**Task to carry out**
Repeat the listing that follows, character for character, minus the pictures.

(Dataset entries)
======

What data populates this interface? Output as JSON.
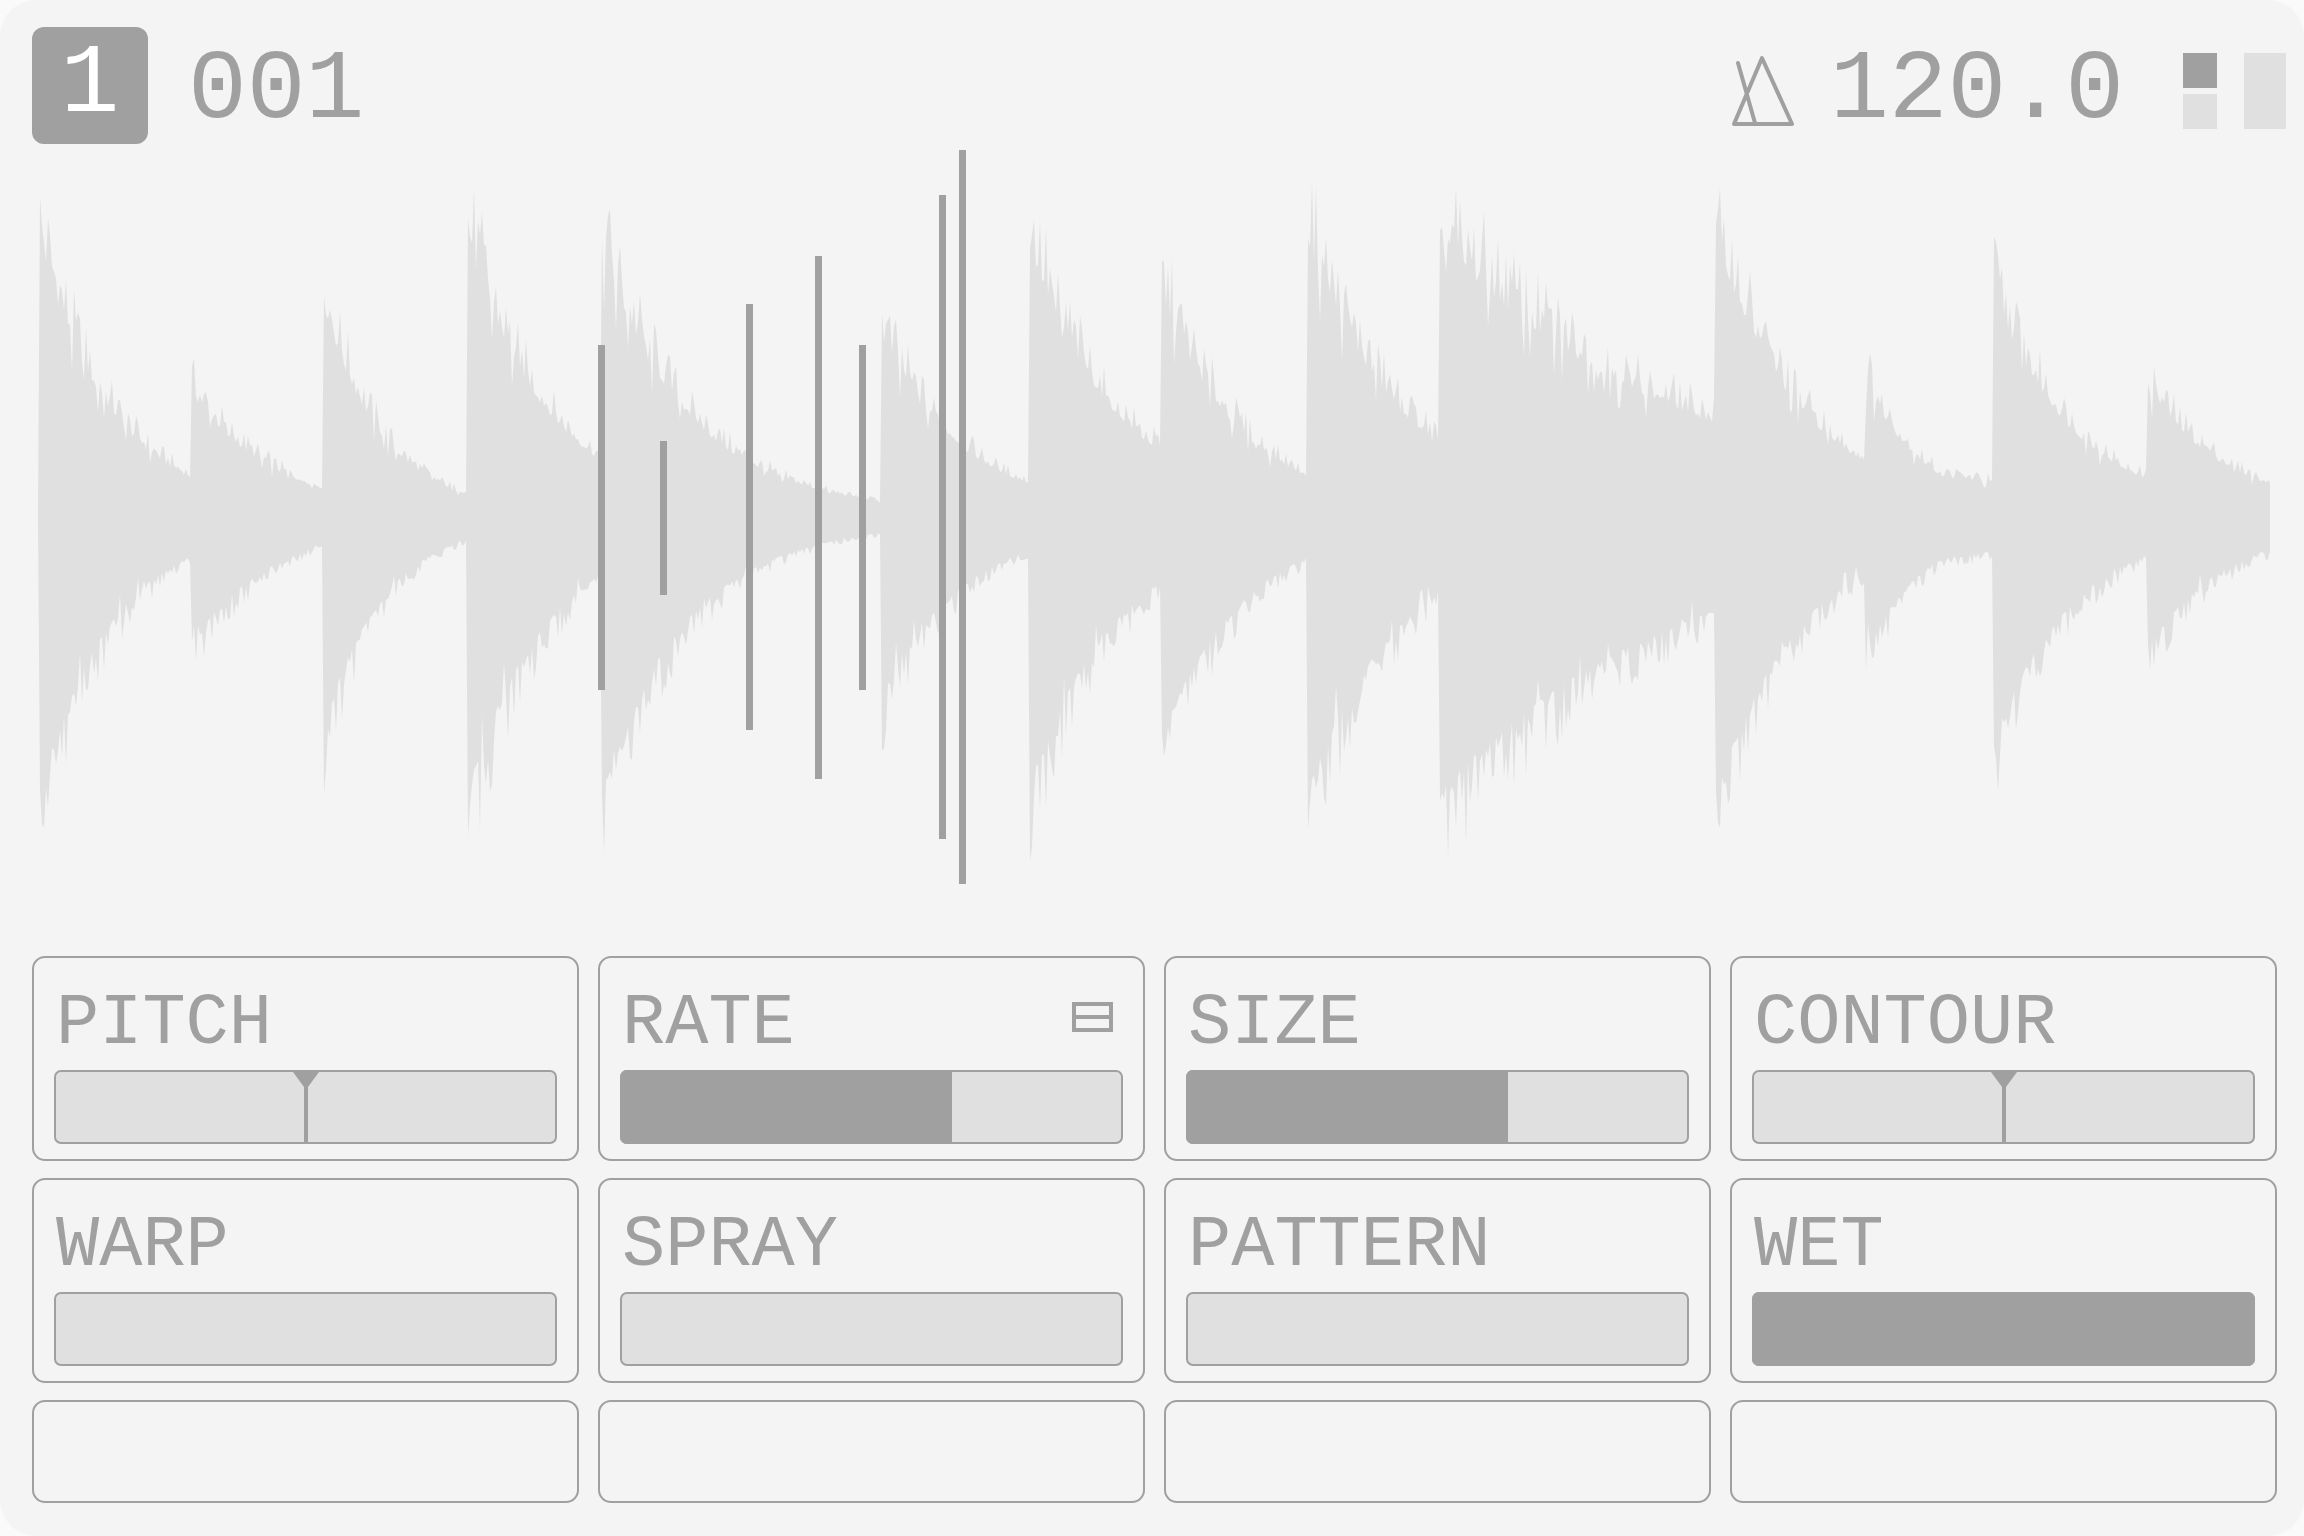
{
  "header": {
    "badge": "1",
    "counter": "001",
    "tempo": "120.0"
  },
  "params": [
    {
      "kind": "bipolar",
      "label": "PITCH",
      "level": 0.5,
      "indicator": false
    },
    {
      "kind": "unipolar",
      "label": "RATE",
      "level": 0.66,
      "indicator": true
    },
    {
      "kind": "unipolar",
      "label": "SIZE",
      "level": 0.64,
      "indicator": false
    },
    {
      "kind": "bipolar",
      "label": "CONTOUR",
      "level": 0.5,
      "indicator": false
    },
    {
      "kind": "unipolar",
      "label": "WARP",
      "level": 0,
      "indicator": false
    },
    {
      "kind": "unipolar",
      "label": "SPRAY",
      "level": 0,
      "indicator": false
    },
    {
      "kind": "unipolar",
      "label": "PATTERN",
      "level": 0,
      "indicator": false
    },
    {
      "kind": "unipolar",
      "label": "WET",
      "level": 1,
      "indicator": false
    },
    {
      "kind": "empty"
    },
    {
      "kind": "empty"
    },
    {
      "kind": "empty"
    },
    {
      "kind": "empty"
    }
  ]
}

======

**Answer to the problem**
What data populates this interface? Output as JSON.
{
  "header": {
    "badge": "1",
    "counter": "001",
    "tempo": "120.0"
  },
  "params": [
    {
      "kind": "bipolar",
      "label": "PITCH",
      "level": 0.5,
      "indicator": false
    },
    {
      "kind": "unipolar",
      "label": "RATE",
      "level": 0.66,
      "indicator": true
    },
    {
      "kind": "unipolar",
      "label": "SIZE",
      "level": 0.64,
      "indicator": false
    },
    {
      "kind": "bipolar",
      "label": "CONTOUR",
      "level": 0.5,
      "indicator": false
    },
    {
      "kind": "unipolar",
      "label": "WARP",
      "level": 0,
      "indicator": false
    },
    {
      "kind": "unipolar",
      "label": "SPRAY",
      "level": 0,
      "indicator": false
    },
    {
      "kind": "unipolar",
      "label": "PATTERN",
      "level": 0,
      "indicator": false
    },
    {
      "kind": "unipolar",
      "label": "WET",
      "level": 1,
      "indicator": false
    },
    {
      "kind": "empty"
    },
    {
      "kind": "empty"
    },
    {
      "kind": "empty"
    },
    {
      "kind": "empty"
    }
  ]
}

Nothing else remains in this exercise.